## [INSTRUCTIONS TO FOLLOW]
Copy out all of the lines below with every character unchanged.

+++ RECORDED DATA +++

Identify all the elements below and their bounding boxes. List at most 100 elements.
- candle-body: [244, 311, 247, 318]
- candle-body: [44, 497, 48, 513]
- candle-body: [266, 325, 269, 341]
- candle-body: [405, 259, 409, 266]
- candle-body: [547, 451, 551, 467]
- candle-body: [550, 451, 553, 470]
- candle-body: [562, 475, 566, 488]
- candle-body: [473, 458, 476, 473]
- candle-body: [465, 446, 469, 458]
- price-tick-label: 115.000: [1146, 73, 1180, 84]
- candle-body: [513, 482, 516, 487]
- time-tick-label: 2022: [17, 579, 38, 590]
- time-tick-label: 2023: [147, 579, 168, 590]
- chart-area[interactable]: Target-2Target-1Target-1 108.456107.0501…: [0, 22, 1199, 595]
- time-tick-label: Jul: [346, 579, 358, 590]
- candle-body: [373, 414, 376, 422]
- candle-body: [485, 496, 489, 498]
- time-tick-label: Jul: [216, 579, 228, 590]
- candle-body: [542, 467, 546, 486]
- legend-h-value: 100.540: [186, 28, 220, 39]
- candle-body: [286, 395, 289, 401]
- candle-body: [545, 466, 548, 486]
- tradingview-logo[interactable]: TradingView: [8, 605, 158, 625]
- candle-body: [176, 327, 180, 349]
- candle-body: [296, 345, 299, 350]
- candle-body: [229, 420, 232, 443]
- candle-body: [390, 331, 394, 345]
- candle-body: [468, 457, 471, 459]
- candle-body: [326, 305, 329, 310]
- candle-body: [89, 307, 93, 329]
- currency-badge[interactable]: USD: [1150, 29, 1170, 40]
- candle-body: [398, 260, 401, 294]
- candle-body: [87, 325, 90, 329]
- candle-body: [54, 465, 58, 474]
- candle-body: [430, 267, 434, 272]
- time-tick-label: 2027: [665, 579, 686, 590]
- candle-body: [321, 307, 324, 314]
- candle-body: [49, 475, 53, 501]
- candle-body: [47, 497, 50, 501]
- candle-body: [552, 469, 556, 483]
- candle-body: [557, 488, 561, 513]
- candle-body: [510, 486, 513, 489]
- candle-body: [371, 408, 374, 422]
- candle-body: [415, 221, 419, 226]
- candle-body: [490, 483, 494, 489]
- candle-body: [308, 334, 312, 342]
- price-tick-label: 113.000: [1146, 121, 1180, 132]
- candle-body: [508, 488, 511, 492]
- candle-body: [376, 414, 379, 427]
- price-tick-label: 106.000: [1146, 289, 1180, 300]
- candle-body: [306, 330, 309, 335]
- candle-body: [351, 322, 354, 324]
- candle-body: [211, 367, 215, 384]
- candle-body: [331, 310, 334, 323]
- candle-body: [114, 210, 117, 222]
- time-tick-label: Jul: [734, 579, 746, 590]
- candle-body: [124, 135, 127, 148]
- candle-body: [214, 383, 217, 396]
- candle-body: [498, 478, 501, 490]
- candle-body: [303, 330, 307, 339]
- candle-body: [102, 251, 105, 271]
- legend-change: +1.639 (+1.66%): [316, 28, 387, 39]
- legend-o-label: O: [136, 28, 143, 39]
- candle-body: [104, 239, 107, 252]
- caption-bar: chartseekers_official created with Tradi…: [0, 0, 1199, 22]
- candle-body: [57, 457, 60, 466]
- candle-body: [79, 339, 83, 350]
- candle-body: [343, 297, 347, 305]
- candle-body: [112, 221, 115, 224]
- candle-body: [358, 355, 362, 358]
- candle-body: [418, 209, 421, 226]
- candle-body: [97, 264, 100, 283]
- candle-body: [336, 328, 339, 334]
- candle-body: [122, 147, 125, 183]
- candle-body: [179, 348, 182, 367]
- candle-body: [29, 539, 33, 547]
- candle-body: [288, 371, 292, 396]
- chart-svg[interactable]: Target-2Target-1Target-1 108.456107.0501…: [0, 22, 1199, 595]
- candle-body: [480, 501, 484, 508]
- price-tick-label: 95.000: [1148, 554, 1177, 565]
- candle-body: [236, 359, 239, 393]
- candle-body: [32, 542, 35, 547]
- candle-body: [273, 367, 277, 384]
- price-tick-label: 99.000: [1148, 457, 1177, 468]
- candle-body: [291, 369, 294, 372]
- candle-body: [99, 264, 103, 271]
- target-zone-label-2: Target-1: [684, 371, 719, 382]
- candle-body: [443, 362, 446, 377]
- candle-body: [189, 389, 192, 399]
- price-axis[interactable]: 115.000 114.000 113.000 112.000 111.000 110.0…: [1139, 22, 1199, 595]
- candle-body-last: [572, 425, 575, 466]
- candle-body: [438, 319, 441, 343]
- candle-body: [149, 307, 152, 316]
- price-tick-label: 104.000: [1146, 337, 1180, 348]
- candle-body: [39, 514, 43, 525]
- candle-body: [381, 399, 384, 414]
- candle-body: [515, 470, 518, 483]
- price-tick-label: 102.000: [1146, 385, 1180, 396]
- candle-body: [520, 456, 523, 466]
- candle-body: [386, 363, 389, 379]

+++

## [ANSWER FOR THE TASK]
Identify all the elements below and their bounding boxes. List at most 100 elements.
- candle-body: [244, 311, 247, 318]
- candle-body: [44, 497, 48, 513]
- candle-body: [266, 325, 269, 341]
- candle-body: [405, 259, 409, 266]
- candle-body: [547, 451, 551, 467]
- candle-body: [550, 451, 553, 470]
- candle-body: [562, 475, 566, 488]
- candle-body: [473, 458, 476, 473]
- candle-body: [465, 446, 469, 458]
- price-tick-label: 115.000: [1146, 73, 1180, 84]
- candle-body: [513, 482, 516, 487]
- time-tick-label: 2022: [17, 579, 38, 590]
- time-tick-label: 2023: [147, 579, 168, 590]
- chart-area[interactable]: Target-2Target-1Target-1 108.456107.0501…: [0, 22, 1199, 595]
- time-tick-label: Jul: [346, 579, 358, 590]
- candle-body: [373, 414, 376, 422]
- candle-body: [485, 496, 489, 498]
- time-tick-label: Jul: [216, 579, 228, 590]
- candle-body: [542, 467, 546, 486]
- legend-h-value: 100.540: [186, 28, 220, 39]
- candle-body: [286, 395, 289, 401]
- candle-body: [545, 466, 548, 486]
- tradingview-logo[interactable]: TradingView: [8, 605, 158, 625]
- candle-body: [176, 327, 180, 349]
- candle-body: [296, 345, 299, 350]
- candle-body: [229, 420, 232, 443]
- candle-body: [390, 331, 394, 345]
- candle-body: [468, 457, 471, 459]
- candle-body: [326, 305, 329, 310]
- candle-body: [89, 307, 93, 329]
- currency-badge[interactable]: USD: [1150, 29, 1170, 40]
- candle-body: [398, 260, 401, 294]
- candle-body: [87, 325, 90, 329]
- candle-body: [54, 465, 58, 474]
- candle-body: [430, 267, 434, 272]
- time-tick-label: 2027: [665, 579, 686, 590]
- candle-body: [321, 307, 324, 314]
- candle-body: [49, 475, 53, 501]
- candle-body: [47, 497, 50, 501]
- candle-body: [552, 469, 556, 483]
- candle-body: [557, 488, 561, 513]
- candle-body: [510, 486, 513, 489]
- candle-body: [371, 408, 374, 422]
- candle-body: [415, 221, 419, 226]
- candle-body: [490, 483, 494, 489]
- candle-body: [308, 334, 312, 342]
- price-tick-label: 113.000: [1146, 121, 1180, 132]
- candle-body: [508, 488, 511, 492]
- candle-body: [376, 414, 379, 427]
- price-tick-label: 106.000: [1146, 289, 1180, 300]
- candle-body: [306, 330, 309, 335]
- candle-body: [351, 322, 354, 324]
- candle-body: [211, 367, 215, 384]
- candle-body: [331, 310, 334, 323]
- candle-body: [114, 210, 117, 222]
- time-tick-label: Jul: [734, 579, 746, 590]
- candle-body: [124, 135, 127, 148]
- candle-body: [214, 383, 217, 396]
- candle-body: [498, 478, 501, 490]
- candle-body: [303, 330, 307, 339]
- candle-body: [102, 251, 105, 271]
- legend-change: +1.639 (+1.66%): [316, 28, 387, 39]
- legend-o-label: O: [136, 28, 143, 39]
- candle-body: [104, 239, 107, 252]
- caption-bar: chartseekers_official created with Tradi…: [0, 0, 1199, 22]
- candle-body: [57, 457, 60, 466]
- candle-body: [79, 339, 83, 350]
- candle-body: [343, 297, 347, 305]
- candle-body: [112, 221, 115, 224]
- candle-body: [358, 355, 362, 358]
- candle-body: [418, 209, 421, 226]
- candle-body: [97, 264, 100, 283]
- candle-body: [336, 328, 339, 334]
- candle-body: [122, 147, 125, 183]
- candle-body: [179, 348, 182, 367]
- candle-body: [29, 539, 33, 547]
- candle-body: [288, 371, 292, 396]
- chart-svg[interactable]: Target-2Target-1Target-1 108.456107.0501…: [0, 22, 1199, 595]
- candle-body: [480, 501, 484, 508]
- price-tick-label: 95.000: [1148, 554, 1177, 565]
- candle-body: [236, 359, 239, 393]
- candle-body: [32, 542, 35, 547]
- candle-body: [273, 367, 277, 384]
- price-tick-label: 99.000: [1148, 457, 1177, 468]
- candle-body: [291, 369, 294, 372]
- candle-body: [99, 264, 103, 271]
- target-zone-label-2: Target-1: [684, 371, 719, 382]
- candle-body: [443, 362, 446, 377]
- candle-body: [189, 389, 192, 399]
- price-axis[interactable]: 115.000 114.000 113.000 112.000 111.000 110.0…: [1139, 22, 1199, 595]
- candle-body-last: [572, 425, 575, 466]
- candle-body: [438, 319, 441, 343]
- candle-body: [149, 307, 152, 316]
- price-tick-label: 104.000: [1146, 337, 1180, 348]
- candle-body: [39, 514, 43, 525]
- candle-body: [381, 399, 384, 414]
- candle-body: [515, 470, 518, 483]
- price-tick-label: 102.000: [1146, 385, 1180, 396]
- candle-body: [520, 456, 523, 466]
- candle-body: [386, 363, 389, 379]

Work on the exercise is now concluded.